## start EXTRACTED MATERIAL

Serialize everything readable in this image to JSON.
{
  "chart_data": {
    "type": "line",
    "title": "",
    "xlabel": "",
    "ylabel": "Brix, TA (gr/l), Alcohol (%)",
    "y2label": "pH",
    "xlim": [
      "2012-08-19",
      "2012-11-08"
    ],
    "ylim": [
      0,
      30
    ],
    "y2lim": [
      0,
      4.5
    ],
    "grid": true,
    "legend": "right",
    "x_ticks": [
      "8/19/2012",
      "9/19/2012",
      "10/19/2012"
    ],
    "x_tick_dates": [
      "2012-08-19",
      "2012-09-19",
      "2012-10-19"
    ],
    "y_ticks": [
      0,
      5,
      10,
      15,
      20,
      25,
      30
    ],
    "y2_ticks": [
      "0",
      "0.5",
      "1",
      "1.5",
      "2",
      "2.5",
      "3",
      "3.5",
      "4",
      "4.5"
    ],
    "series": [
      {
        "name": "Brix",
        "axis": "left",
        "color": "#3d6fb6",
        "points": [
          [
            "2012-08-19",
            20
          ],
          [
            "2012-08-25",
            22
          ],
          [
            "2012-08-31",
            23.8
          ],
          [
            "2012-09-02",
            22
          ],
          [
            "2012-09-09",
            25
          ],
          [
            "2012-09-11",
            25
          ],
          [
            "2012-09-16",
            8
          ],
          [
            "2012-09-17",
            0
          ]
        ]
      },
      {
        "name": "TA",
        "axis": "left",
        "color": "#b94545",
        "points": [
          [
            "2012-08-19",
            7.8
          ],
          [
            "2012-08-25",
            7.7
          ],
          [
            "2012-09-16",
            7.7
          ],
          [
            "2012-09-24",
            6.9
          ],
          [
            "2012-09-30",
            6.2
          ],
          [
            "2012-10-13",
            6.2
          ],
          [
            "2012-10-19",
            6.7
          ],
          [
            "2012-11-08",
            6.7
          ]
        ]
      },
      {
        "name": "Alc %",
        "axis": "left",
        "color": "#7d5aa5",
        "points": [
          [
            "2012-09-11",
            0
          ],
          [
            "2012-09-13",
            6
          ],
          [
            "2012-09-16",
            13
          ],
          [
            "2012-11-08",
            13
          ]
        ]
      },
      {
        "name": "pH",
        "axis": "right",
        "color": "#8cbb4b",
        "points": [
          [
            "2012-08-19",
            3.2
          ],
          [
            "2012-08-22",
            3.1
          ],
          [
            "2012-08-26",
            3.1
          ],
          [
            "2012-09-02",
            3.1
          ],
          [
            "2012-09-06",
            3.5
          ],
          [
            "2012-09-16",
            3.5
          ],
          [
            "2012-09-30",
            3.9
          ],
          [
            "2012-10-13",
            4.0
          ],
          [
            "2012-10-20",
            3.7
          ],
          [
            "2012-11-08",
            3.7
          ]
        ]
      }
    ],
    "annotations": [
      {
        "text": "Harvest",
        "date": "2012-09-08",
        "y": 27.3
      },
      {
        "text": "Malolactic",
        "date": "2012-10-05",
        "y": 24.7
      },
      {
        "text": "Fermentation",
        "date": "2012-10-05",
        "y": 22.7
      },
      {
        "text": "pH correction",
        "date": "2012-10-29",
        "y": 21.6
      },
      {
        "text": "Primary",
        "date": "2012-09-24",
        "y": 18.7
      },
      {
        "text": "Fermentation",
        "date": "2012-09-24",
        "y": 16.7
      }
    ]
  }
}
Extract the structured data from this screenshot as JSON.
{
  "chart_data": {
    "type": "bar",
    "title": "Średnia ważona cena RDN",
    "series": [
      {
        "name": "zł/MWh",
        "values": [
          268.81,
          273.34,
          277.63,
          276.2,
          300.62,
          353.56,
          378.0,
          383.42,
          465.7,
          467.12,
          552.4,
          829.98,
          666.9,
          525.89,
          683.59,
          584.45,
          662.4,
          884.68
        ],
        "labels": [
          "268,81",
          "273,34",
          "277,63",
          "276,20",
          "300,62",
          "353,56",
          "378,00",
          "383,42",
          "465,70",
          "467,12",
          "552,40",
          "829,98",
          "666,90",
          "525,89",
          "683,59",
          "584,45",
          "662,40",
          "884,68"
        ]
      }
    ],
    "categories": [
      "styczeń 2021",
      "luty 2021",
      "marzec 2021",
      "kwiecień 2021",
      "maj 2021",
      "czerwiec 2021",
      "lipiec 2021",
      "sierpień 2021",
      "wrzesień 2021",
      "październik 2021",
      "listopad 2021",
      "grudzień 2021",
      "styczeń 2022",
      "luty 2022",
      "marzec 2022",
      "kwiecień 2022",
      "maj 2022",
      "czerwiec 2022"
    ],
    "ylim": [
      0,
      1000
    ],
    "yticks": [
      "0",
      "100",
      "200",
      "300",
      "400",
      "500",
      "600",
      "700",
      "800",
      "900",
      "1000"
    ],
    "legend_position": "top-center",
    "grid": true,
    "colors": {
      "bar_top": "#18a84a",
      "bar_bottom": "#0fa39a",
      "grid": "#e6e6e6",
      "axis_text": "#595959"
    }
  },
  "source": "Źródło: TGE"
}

## end EXTRACTED MATERIAL

WRITTEN TASK:
Each line above must be printed exactly as it appears.

SOLUTION FOR THIS EXERCISE:
Serialize everything readable in this image to JSON.
{
  "chart_data": {
    "type": "line",
    "title": "",
    "xlabel": "",
    "ylabel": "Brix, TA (gr/l), Alcohol (%)",
    "y2label": "pH",
    "xlim": [
      "2012-08-19",
      "2012-11-08"
    ],
    "ylim": [
      0,
      30
    ],
    "y2lim": [
      0,
      4.5
    ],
    "grid": true,
    "legend": "right",
    "x_ticks": [
      "8/19/2012",
      "9/19/2012",
      "10/19/2012"
    ],
    "x_tick_dates": [
      "2012-08-19",
      "2012-09-19",
      "2012-10-19"
    ],
    "y_ticks": [
      0,
      5,
      10,
      15,
      20,
      25,
      30
    ],
    "y2_ticks": [
      "0",
      "0.5",
      "1",
      "1.5",
      "2",
      "2.5",
      "3",
      "3.5",
      "4",
      "4.5"
    ],
    "series": [
      {
        "name": "Brix",
        "axis": "left",
        "color": "#3d6fb6",
        "points": [
          [
            "2012-08-19",
            20
          ],
          [
            "2012-08-25",
            22
          ],
          [
            "2012-08-31",
            23.8
          ],
          [
            "2012-09-02",
            22
          ],
          [
            "2012-09-09",
            25
          ],
          [
            "2012-09-11",
            25
          ],
          [
            "2012-09-16",
            8
          ],
          [
            "2012-09-17",
            0
          ]
        ]
      },
      {
        "name": "TA",
        "axis": "left",
        "color": "#b94545",
        "points": [
          [
            "2012-08-19",
            7.8
          ],
          [
            "2012-08-25",
            7.7
          ],
          [
            "2012-09-16",
            7.7
          ],
          [
            "2012-09-24",
            6.9
          ],
          [
            "2012-09-30",
            6.2
          ],
          [
            "2012-10-13",
            6.2
          ],
          [
            "2012-10-19",
            6.7
          ],
          [
            "2012-11-08",
            6.7
          ]
        ]
      },
      {
        "name": "Alc %",
        "axis": "left",
        "color": "#7d5aa5",
        "points": [
          [
            "2012-09-11",
            0
          ],
          [
            "2012-09-13",
            6
          ],
          [
            "2012-09-16",
            13
          ],
          [
            "2012-11-08",
            13
          ]
        ]
      },
      {
        "name": "pH",
        "axis": "right",
        "color": "#8cbb4b",
        "points": [
          [
            "2012-08-19",
            3.2
          ],
          [
            "2012-08-22",
            3.1
          ],
          [
            "2012-08-26",
            3.1
          ],
          [
            "2012-09-02",
            3.1
          ],
          [
            "2012-09-06",
            3.5
          ],
          [
            "2012-09-16",
            3.5
          ],
          [
            "2012-09-30",
            3.9
          ],
          [
            "2012-10-13",
            4.0
          ],
          [
            "2012-10-20",
            3.7
          ],
          [
            "2012-11-08",
            3.7
          ]
        ]
      }
    ],
    "annotations": [
      {
        "text": "Harvest",
        "date": "2012-09-08",
        "y": 27.3
      },
      {
        "text": "Malolactic",
        "date": "2012-10-05",
        "y": 24.7
      },
      {
        "text": "Fermentation",
        "date": "2012-10-05",
        "y": 22.7
      },
      {
        "text": "pH correction",
        "date": "2012-10-29",
        "y": 21.6
      },
      {
        "text": "Primary",
        "date": "2012-09-24",
        "y": 18.7
      },
      {
        "text": "Fermentation",
        "date": "2012-09-24",
        "y": 16.7
      }
    ]
  }
}
Extract the structured data from this screenshot as JSON.
{
  "chart_data": {
    "type": "bar",
    "title": "Średnia ważona cena RDN",
    "series": [
      {
        "name": "zł/MWh",
        "values": [
          268.81,
          273.34,
          277.63,
          276.2,
          300.62,
          353.56,
          378.0,
          383.42,
          465.7,
          467.12,
          552.4,
          829.98,
          666.9,
          525.89,
          683.59,
          584.45,
          662.4,
          884.68
        ],
        "labels": [
          "268,81",
          "273,34",
          "277,63",
          "276,20",
          "300,62",
          "353,56",
          "378,00",
          "383,42",
          "465,70",
          "467,12",
          "552,40",
          "829,98",
          "666,90",
          "525,89",
          "683,59",
          "584,45",
          "662,40",
          "884,68"
        ]
      }
    ],
    "categories": [
      "styczeń 2021",
      "luty 2021",
      "marzec 2021",
      "kwiecień 2021",
      "maj 2021",
      "czerwiec 2021",
      "lipiec 2021",
      "sierpień 2021",
      "wrzesień 2021",
      "październik 2021",
      "listopad 2021",
      "grudzień 2021",
      "styczeń 2022",
      "luty 2022",
      "marzec 2022",
      "kwiecień 2022",
      "maj 2022",
      "czerwiec 2022"
    ],
    "ylim": [
      0,
      1000
    ],
    "yticks": [
      "0",
      "100",
      "200",
      "300",
      "400",
      "500",
      "600",
      "700",
      "800",
      "900",
      "1000"
    ],
    "legend_position": "top-center",
    "grid": true,
    "colors": {
      "bar_top": "#18a84a",
      "bar_bottom": "#0fa39a",
      "grid": "#e6e6e6",
      "axis_text": "#595959"
    }
  },
  "source": "Źródło: TGE"
}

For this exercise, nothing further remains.